Set down all of the entries word for word, omitting the images they contain.

● Information provided:

— BEGIN —

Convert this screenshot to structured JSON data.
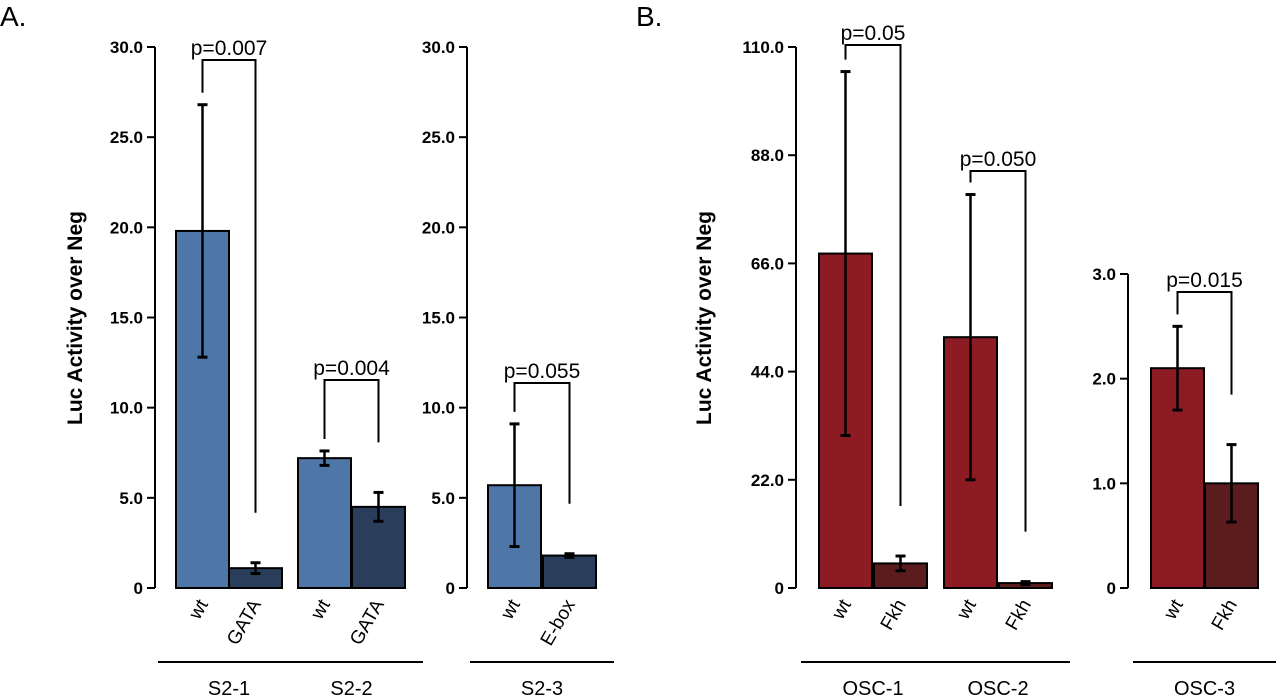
{
  "panel_letters": [
    "A.",
    "B."
  ],
  "colors": {
    "wt_blue": "#4e76a6",
    "mut_blue": "#2a3e5c",
    "wt_red": "#8c1b24",
    "mut_red": "#5a1c1c",
    "stroke": "#000000"
  },
  "chart_data": [
    {
      "type": "bar",
      "panel": "A.",
      "ylabel": "Luc Activity over Neg",
      "ylim": [
        0,
        30
      ],
      "yticks": [
        "0",
        "5.0",
        "10.0",
        "15.0",
        "20.0",
        "25.0",
        "30.0"
      ],
      "groups": [
        {
          "name": "S2-1",
          "categories": [
            "wt",
            "GATA"
          ],
          "values": [
            19.8,
            1.1
          ],
          "errors": [
            7.0,
            0.3
          ],
          "pvalue": "p=0.007"
        },
        {
          "name": "S2-2",
          "categories": [
            "wt",
            "GATA"
          ],
          "values": [
            7.2,
            4.5
          ],
          "errors": [
            0.4,
            0.8
          ],
          "pvalue": "p=0.004"
        }
      ]
    },
    {
      "type": "bar",
      "ylim": [
        0,
        30
      ],
      "yticks": [
        "0",
        "5.0",
        "10.0",
        "15.0",
        "20.0",
        "25.0",
        "30.0"
      ],
      "groups": [
        {
          "name": "S2-3",
          "categories": [
            "wt",
            "E-box"
          ],
          "values": [
            5.7,
            1.8
          ],
          "errors": [
            3.4,
            0.1
          ],
          "pvalue": "p=0.055"
        }
      ]
    },
    {
      "type": "bar",
      "panel": "B.",
      "ylabel": "Luc Activity over Neg",
      "ylim": [
        0,
        110
      ],
      "yticks": [
        "0",
        "22.0",
        "44.0",
        "66.0",
        "88.0",
        "110.0"
      ],
      "groups": [
        {
          "name": "OSC-1",
          "categories": [
            "wt",
            "Fkh"
          ],
          "values": [
            68,
            5
          ],
          "errors": [
            37,
            1.5
          ],
          "pvalue": "p=0.05"
        },
        {
          "name": "OSC-2",
          "categories": [
            "wt",
            "Fkh"
          ],
          "values": [
            51,
            1
          ],
          "errors": [
            29,
            0.3
          ],
          "pvalue": "p=0.050"
        }
      ]
    },
    {
      "type": "bar",
      "ylim": [
        0,
        3
      ],
      "yticks": [
        "0",
        "1.0",
        "2.0",
        "3.0"
      ],
      "groups": [
        {
          "name": "OSC-3",
          "categories": [
            "wt",
            "Fkh"
          ],
          "values": [
            2.1,
            1.0
          ],
          "errors": [
            0.4,
            0.37
          ],
          "pvalue": "p=0.015"
        }
      ]
    }
  ]
}
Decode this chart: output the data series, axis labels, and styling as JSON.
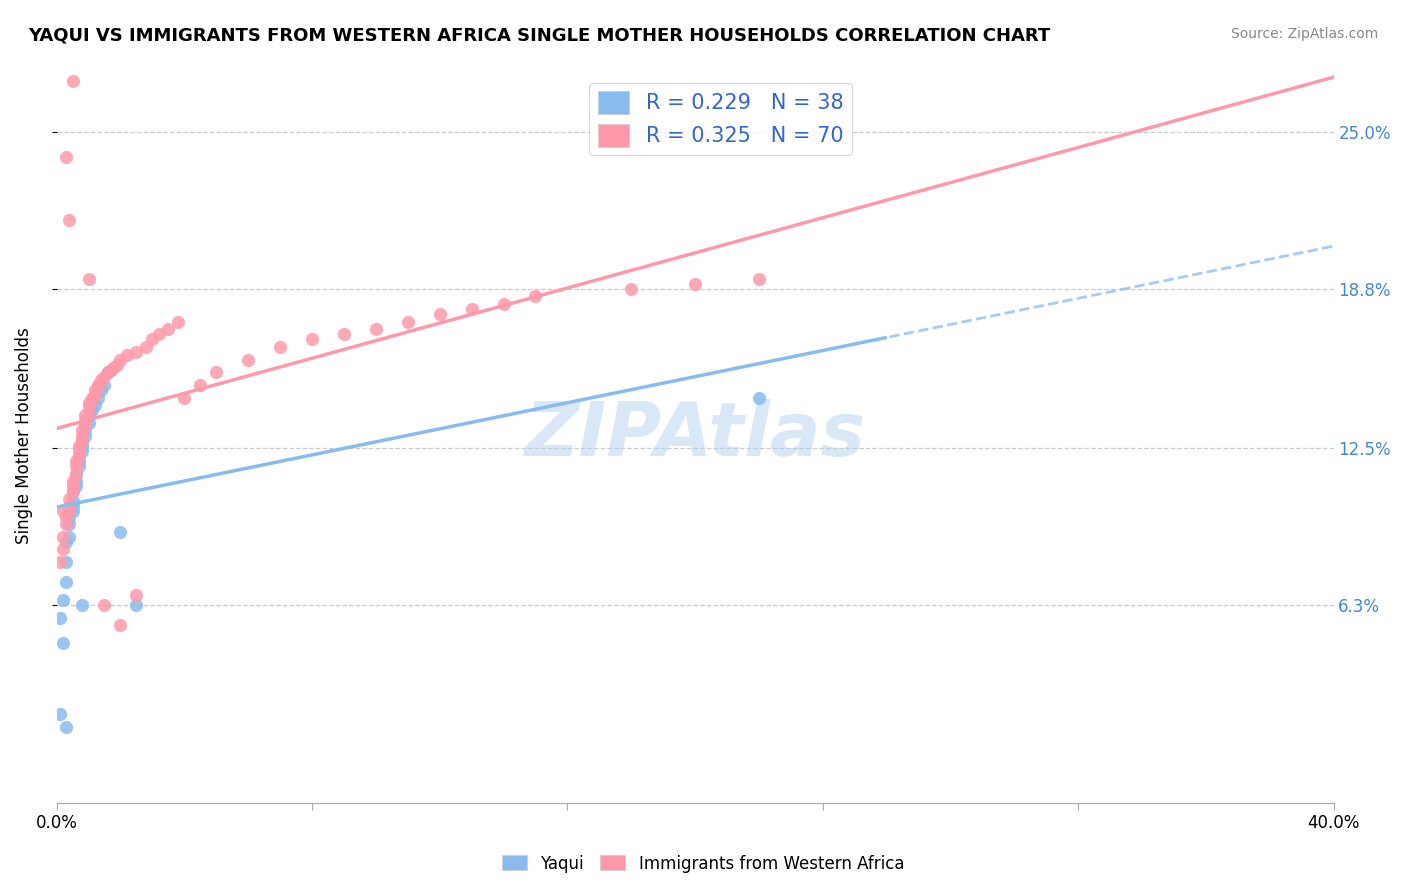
{
  "title": "YAQUI VS IMMIGRANTS FROM WESTERN AFRICA SINGLE MOTHER HOUSEHOLDS CORRELATION CHART",
  "source": "Source: ZipAtlas.com",
  "ylabel": "Single Mother Households",
  "ytick_labels": [
    "6.3%",
    "12.5%",
    "18.8%",
    "25.0%"
  ],
  "ytick_values": [
    0.063,
    0.125,
    0.188,
    0.25
  ],
  "xlim": [
    0.0,
    0.4
  ],
  "ylim": [
    -0.015,
    0.275
  ],
  "blue_color": "#88BBEE",
  "pink_color": "#FF99AA",
  "yaqui_x": [
    0.001,
    0.002,
    0.002,
    0.003,
    0.003,
    0.003,
    0.004,
    0.004,
    0.004,
    0.005,
    0.005,
    0.005,
    0.005,
    0.006,
    0.006,
    0.006,
    0.007,
    0.007,
    0.007,
    0.008,
    0.008,
    0.008,
    0.009,
    0.009,
    0.01,
    0.01,
    0.011,
    0.012,
    0.013,
    0.014,
    0.015,
    0.016,
    0.02,
    0.025,
    0.22,
    0.001,
    0.003,
    0.008
  ],
  "yaqui_y": [
    0.058,
    0.048,
    0.065,
    0.072,
    0.08,
    0.088,
    0.09,
    0.095,
    0.098,
    0.1,
    0.102,
    0.104,
    0.108,
    0.11,
    0.112,
    0.115,
    0.118,
    0.12,
    0.122,
    0.124,
    0.126,
    0.128,
    0.13,
    0.132,
    0.135,
    0.138,
    0.14,
    0.142,
    0.145,
    0.148,
    0.15,
    0.155,
    0.092,
    0.063,
    0.145,
    0.02,
    0.015,
    0.063
  ],
  "africa_x": [
    0.001,
    0.002,
    0.002,
    0.003,
    0.003,
    0.004,
    0.004,
    0.004,
    0.005,
    0.005,
    0.005,
    0.006,
    0.006,
    0.006,
    0.007,
    0.007,
    0.007,
    0.008,
    0.008,
    0.008,
    0.009,
    0.009,
    0.009,
    0.01,
    0.01,
    0.01,
    0.011,
    0.011,
    0.012,
    0.012,
    0.013,
    0.013,
    0.014,
    0.015,
    0.016,
    0.017,
    0.018,
    0.019,
    0.02,
    0.022,
    0.025,
    0.028,
    0.03,
    0.032,
    0.035,
    0.038,
    0.04,
    0.045,
    0.05,
    0.06,
    0.07,
    0.08,
    0.09,
    0.1,
    0.11,
    0.12,
    0.13,
    0.14,
    0.15,
    0.18,
    0.2,
    0.22,
    0.003,
    0.004,
    0.005,
    0.01,
    0.015,
    0.02,
    0.025,
    0.002
  ],
  "africa_y": [
    0.08,
    0.085,
    0.09,
    0.095,
    0.098,
    0.1,
    0.102,
    0.105,
    0.108,
    0.11,
    0.112,
    0.115,
    0.118,
    0.12,
    0.122,
    0.124,
    0.126,
    0.128,
    0.13,
    0.132,
    0.134,
    0.136,
    0.138,
    0.14,
    0.142,
    0.143,
    0.144,
    0.145,
    0.146,
    0.148,
    0.149,
    0.15,
    0.152,
    0.153,
    0.155,
    0.156,
    0.157,
    0.158,
    0.16,
    0.162,
    0.163,
    0.165,
    0.168,
    0.17,
    0.172,
    0.175,
    0.145,
    0.15,
    0.155,
    0.16,
    0.165,
    0.168,
    0.17,
    0.172,
    0.175,
    0.178,
    0.18,
    0.182,
    0.185,
    0.188,
    0.19,
    0.192,
    0.24,
    0.215,
    0.27,
    0.192,
    0.063,
    0.055,
    0.067,
    0.1
  ]
}
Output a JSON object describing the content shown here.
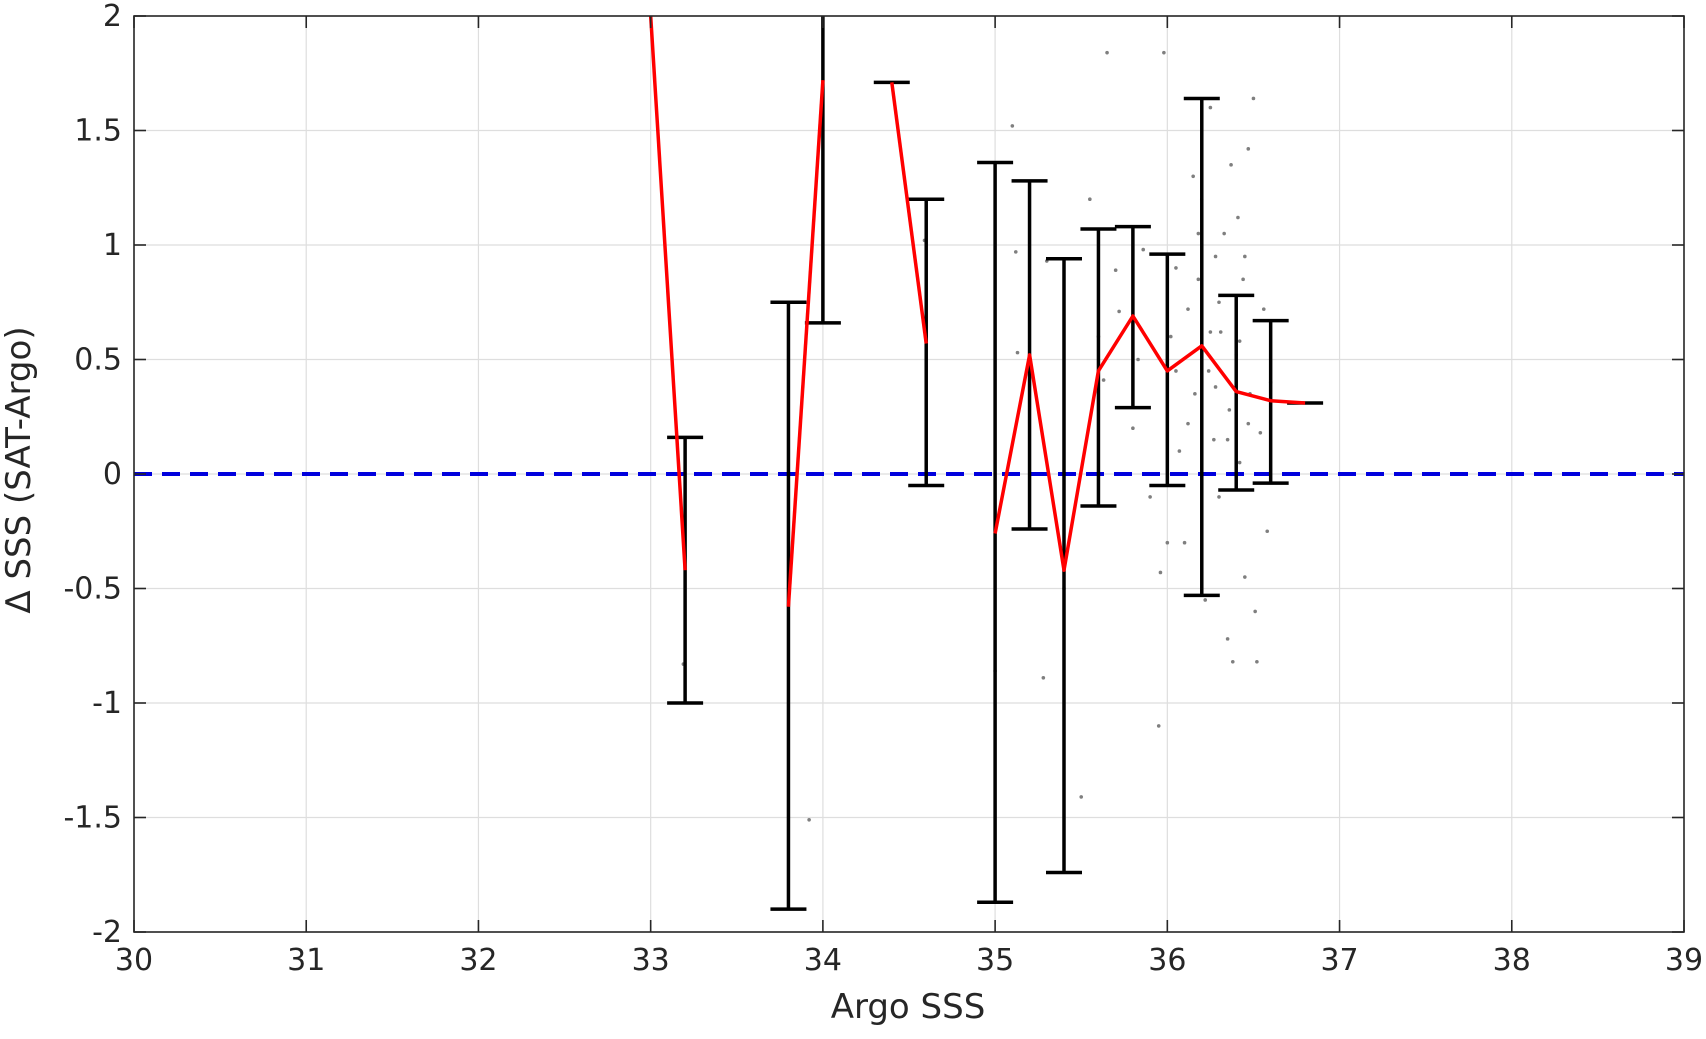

— END —

● Written reply:
Convert this screenshot to structured JSON data.
{
  "panel_letters": [
    "A.",
    "B."
  ],
  "colors": {
    "wt_blue": "#4e76a6",
    "mut_blue": "#2a3e5c",
    "wt_red": "#8c1b24",
    "mut_red": "#5a1c1c",
    "stroke": "#000000"
  },
  "chart_data": [
    {
      "type": "bar",
      "panel": "A.",
      "ylabel": "Luc Activity over Neg",
      "ylim": [
        0,
        30
      ],
      "yticks": [
        "0",
        "5.0",
        "10.0",
        "15.0",
        "20.0",
        "25.0",
        "30.0"
      ],
      "groups": [
        {
          "name": "S2-1",
          "categories": [
            "wt",
            "GATA"
          ],
          "values": [
            19.8,
            1.1
          ],
          "errors": [
            7.0,
            0.3
          ],
          "pvalue": "p=0.007"
        },
        {
          "name": "S2-2",
          "categories": [
            "wt",
            "GATA"
          ],
          "values": [
            7.2,
            4.5
          ],
          "errors": [
            0.4,
            0.8
          ],
          "pvalue": "p=0.004"
        }
      ]
    },
    {
      "type": "bar",
      "ylim": [
        0,
        30
      ],
      "yticks": [
        "0",
        "5.0",
        "10.0",
        "15.0",
        "20.0",
        "25.0",
        "30.0"
      ],
      "groups": [
        {
          "name": "S2-3",
          "categories": [
            "wt",
            "E-box"
          ],
          "values": [
            5.7,
            1.8
          ],
          "errors": [
            3.4,
            0.1
          ],
          "pvalue": "p=0.055"
        }
      ]
    },
    {
      "type": "bar",
      "panel": "B.",
      "ylabel": "Luc Activity over Neg",
      "ylim": [
        0,
        110
      ],
      "yticks": [
        "0",
        "22.0",
        "44.0",
        "66.0",
        "88.0",
        "110.0"
      ],
      "groups": [
        {
          "name": "OSC-1",
          "categories": [
            "wt",
            "Fkh"
          ],
          "values": [
            68,
            5
          ],
          "errors": [
            37,
            1.5
          ],
          "pvalue": "p=0.05"
        },
        {
          "name": "OSC-2",
          "categories": [
            "wt",
            "Fkh"
          ],
          "values": [
            51,
            1
          ],
          "errors": [
            29,
            0.3
          ],
          "pvalue": "p=0.050"
        }
      ]
    },
    {
      "type": "bar",
      "ylim": [
        0,
        3
      ],
      "yticks": [
        "0",
        "1.0",
        "2.0",
        "3.0"
      ],
      "groups": [
        {
          "name": "OSC-3",
          "categories": [
            "wt",
            "Fkh"
          ],
          "values": [
            2.1,
            1.0
          ],
          "errors": [
            0.4,
            0.37
          ],
          "pvalue": "p=0.015"
        }
      ]
    }
  ]
}
Decode this chart: output the data series, axis labels, and styling as JSON.
{
  "title": "YAQUI VS IMMIGRANTS FROM WESTERN AFRICA SINGLE MOTHER HOUSEHOLDS CORRELATION CHART",
  "source": "Source: ZipAtlas.com",
  "ylabel": "Single Mother Households",
  "ytick_labels": [
    "6.3%",
    "12.5%",
    "18.8%",
    "25.0%"
  ],
  "ytick_values": [
    0.063,
    0.125,
    0.188,
    0.25
  ],
  "xlim": [
    0.0,
    0.4
  ],
  "ylim": [
    -0.015,
    0.275
  ],
  "blue_color": "#88BBEE",
  "pink_color": "#FF99AA",
  "yaqui_x": [
    0.001,
    0.002,
    0.002,
    0.003,
    0.003,
    0.003,
    0.004,
    0.004,
    0.004,
    0.005,
    0.005,
    0.005,
    0.005,
    0.006,
    0.006,
    0.006,
    0.007,
    0.007,
    0.007,
    0.008,
    0.008,
    0.008,
    0.009,
    0.009,
    0.01,
    0.01,
    0.011,
    0.012,
    0.013,
    0.014,
    0.015,
    0.016,
    0.02,
    0.025,
    0.22,
    0.001,
    0.003,
    0.008
  ],
  "yaqui_y": [
    0.058,
    0.048,
    0.065,
    0.072,
    0.08,
    0.088,
    0.09,
    0.095,
    0.098,
    0.1,
    0.102,
    0.104,
    0.108,
    0.11,
    0.112,
    0.115,
    0.118,
    0.12,
    0.122,
    0.124,
    0.126,
    0.128,
    0.13,
    0.132,
    0.135,
    0.138,
    0.14,
    0.142,
    0.145,
    0.148,
    0.15,
    0.155,
    0.092,
    0.063,
    0.145,
    0.02,
    0.015,
    0.063
  ],
  "africa_x": [
    0.001,
    0.002,
    0.002,
    0.003,
    0.003,
    0.004,
    0.004,
    0.004,
    0.005,
    0.005,
    0.005,
    0.006,
    0.006,
    0.006,
    0.007,
    0.007,
    0.007,
    0.008,
    0.008,
    0.008,
    0.009,
    0.009,
    0.009,
    0.01,
    0.01,
    0.01,
    0.011,
    0.011,
    0.012,
    0.012,
    0.013,
    0.013,
    0.014,
    0.015,
    0.016,
    0.017,
    0.018,
    0.019,
    0.02,
    0.022,
    0.025,
    0.028,
    0.03,
    0.032,
    0.035,
    0.038,
    0.04,
    0.045,
    0.05,
    0.06,
    0.07,
    0.08,
    0.09,
    0.1,
    0.11,
    0.12,
    0.13,
    0.14,
    0.15,
    0.18,
    0.2,
    0.22,
    0.003,
    0.004,
    0.005,
    0.01,
    0.015,
    0.02,
    0.025,
    0.002
  ],
  "africa_y": [
    0.08,
    0.085,
    0.09,
    0.095,
    0.098,
    0.1,
    0.102,
    0.105,
    0.108,
    0.11,
    0.112,
    0.115,
    0.118,
    0.12,
    0.122,
    0.124,
    0.126,
    0.128,
    0.13,
    0.132,
    0.134,
    0.136,
    0.138,
    0.14,
    0.142,
    0.143,
    0.144,
    0.145,
    0.146,
    0.148,
    0.149,
    0.15,
    0.152,
    0.153,
    0.155,
    0.156,
    0.157,
    0.158,
    0.16,
    0.162,
    0.163,
    0.165,
    0.168,
    0.17,
    0.172,
    0.175,
    0.145,
    0.15,
    0.155,
    0.16,
    0.165,
    0.168,
    0.17,
    0.172,
    0.175,
    0.178,
    0.18,
    0.182,
    0.185,
    0.188,
    0.19,
    0.192,
    0.24,
    0.215,
    0.27,
    0.192,
    0.063,
    0.055,
    0.067,
    0.1
  ]
}
Output a JSON object describing the content shown here.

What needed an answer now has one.